Dr Mukwege, inlassable thérapeute du Congo

Dès mercredi, le praticien sera en Belgique pour présenter "L’homme qui répare les femmes".

Dr Mukwege, inlassable thérapeute du Congo
Karin Tshidimba

Comment le nom du Dr Denis Mukwege a-t-il franchi les frontières pour se retrouver honoré en Belgique, à Washington ou aux Nations unies ? Comment un simple praticien congolais est-il devenu le symbole de l’espoir et de la lutte acharnée en faveur de la paix et de la justice dans l’est du Congo ? Cette histoire est au cœur du nouveau film coréalisé par Colette Braeckman et Thierry Michel : "L’homme qui répare les femmes".

Un documentaire projeté en présence de son principal protagoniste, le Dr Denis Mukwege, mercredi à 20 h à Flagey. Première date d’une série d’avant-premières qui passeront par Louvain-la-Neuve, Liège et Ath avant Mons ou Charleroi en avril*. La sortie en salles étant prévue le 15 avril.

Une vocation perturbée

Malgré une tentative d’assassinat fin 2012 et diverses menaces de mort, malgré une situation qui ne s’améliore pas dans son Kivu natal, le Congolais poursuit inlassablement sa tâche, fidèle au serment d’Hippocrate prononcé il y a plus de 30 ans.

| Énoncé de l'exercice |
Rendez en anglais cette phrase de l'article consacré au Dr Mukwege : « Comment un simple praticien congolais est-il devenu le symbole de l'espoir et de la lutte acharnée en faveur de la paix et de la justice dans l'est du Congo ? » Les lignes qui suivent n'ont aucun rôle dans ce travail.

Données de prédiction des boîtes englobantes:
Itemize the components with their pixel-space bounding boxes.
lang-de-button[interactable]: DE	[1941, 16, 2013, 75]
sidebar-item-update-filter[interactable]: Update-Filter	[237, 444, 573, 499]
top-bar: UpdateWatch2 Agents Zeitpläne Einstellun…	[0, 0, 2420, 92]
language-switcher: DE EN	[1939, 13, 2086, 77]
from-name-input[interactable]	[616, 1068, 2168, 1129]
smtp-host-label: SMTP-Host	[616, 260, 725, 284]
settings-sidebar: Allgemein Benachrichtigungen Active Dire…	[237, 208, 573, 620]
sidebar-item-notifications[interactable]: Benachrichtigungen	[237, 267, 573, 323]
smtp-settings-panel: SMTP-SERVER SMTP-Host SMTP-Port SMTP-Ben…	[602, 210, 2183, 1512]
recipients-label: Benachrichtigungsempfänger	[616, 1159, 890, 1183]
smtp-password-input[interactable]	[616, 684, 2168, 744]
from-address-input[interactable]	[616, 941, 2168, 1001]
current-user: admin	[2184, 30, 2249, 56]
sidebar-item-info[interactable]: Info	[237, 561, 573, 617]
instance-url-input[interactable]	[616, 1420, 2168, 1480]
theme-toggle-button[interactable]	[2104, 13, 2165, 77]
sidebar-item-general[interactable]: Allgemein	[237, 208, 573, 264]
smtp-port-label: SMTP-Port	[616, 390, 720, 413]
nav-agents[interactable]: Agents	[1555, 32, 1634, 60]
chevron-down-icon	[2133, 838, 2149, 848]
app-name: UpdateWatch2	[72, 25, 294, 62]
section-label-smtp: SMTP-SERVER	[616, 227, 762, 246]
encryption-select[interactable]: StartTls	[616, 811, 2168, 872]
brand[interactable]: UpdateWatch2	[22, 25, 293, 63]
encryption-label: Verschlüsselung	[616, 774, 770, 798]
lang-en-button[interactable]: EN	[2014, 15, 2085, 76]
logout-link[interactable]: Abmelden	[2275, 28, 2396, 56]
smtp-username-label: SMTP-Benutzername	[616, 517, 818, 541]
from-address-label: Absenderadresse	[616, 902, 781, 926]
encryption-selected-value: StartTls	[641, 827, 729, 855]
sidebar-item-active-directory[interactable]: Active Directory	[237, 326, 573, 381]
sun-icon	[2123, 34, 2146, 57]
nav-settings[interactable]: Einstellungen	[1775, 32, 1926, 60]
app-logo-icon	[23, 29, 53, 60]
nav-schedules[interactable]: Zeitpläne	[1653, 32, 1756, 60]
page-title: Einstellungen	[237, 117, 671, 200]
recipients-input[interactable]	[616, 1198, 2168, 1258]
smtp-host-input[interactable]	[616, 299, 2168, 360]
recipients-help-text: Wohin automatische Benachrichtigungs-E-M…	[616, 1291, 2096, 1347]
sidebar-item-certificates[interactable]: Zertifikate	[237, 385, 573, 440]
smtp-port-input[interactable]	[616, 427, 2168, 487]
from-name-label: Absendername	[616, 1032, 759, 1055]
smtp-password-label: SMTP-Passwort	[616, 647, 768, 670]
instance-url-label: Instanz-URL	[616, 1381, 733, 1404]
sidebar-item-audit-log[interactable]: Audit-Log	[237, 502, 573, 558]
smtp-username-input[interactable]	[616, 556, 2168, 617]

| Zone de réponse |
How did an ordinary Congolese doctor become the symbol of hope and of the relentless struggle for peace and justice in eastern Congo?